* begin Records for the task *
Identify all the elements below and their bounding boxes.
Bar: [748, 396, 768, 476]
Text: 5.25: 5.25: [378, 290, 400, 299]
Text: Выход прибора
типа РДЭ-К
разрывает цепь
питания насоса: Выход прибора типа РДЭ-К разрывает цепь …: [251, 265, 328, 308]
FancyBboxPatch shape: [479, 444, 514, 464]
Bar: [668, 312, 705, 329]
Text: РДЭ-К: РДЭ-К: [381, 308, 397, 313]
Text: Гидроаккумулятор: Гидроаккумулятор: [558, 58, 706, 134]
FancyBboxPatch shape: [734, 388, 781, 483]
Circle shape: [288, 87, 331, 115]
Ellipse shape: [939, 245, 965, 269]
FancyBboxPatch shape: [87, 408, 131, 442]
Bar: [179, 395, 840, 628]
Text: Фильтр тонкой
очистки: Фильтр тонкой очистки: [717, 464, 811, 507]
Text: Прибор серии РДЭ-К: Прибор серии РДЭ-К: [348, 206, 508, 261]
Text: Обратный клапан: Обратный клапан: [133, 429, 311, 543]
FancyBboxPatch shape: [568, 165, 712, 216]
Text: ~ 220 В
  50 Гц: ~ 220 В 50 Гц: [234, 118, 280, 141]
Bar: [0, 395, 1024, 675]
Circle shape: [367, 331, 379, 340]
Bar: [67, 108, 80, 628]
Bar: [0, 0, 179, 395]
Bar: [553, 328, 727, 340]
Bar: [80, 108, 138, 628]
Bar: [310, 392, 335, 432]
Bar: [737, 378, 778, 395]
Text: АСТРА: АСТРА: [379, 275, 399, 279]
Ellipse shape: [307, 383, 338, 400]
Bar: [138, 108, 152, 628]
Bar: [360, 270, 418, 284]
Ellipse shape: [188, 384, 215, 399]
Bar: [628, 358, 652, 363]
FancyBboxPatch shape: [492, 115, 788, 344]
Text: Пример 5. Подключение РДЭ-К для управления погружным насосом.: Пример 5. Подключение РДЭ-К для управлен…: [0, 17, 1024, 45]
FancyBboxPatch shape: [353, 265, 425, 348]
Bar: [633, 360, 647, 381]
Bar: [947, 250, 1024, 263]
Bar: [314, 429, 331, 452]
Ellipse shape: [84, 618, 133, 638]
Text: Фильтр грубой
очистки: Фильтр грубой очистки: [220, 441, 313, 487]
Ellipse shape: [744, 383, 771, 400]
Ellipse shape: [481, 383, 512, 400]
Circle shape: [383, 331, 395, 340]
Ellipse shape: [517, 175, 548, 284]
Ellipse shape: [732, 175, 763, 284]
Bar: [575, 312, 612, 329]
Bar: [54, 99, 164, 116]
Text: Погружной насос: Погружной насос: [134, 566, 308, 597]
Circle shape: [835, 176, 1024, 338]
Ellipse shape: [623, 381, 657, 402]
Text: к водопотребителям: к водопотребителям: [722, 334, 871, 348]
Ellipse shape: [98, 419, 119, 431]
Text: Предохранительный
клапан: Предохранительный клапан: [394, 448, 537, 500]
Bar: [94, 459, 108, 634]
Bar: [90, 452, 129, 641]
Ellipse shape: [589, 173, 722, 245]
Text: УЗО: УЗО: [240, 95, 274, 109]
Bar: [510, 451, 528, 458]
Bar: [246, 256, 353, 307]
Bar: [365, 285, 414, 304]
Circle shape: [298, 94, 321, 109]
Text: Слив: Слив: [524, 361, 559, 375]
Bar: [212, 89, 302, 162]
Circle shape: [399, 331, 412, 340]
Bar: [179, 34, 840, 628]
* end Records for the task *
**Written task**
Filter the rows above, keeping every line that contains the string "прибора" with matching case.

**Exercise answer**
Text: Выход прибора
питания насоса: Выход прибора типа РДЭ-К разрывает цепь …: [251, 265, 328, 308]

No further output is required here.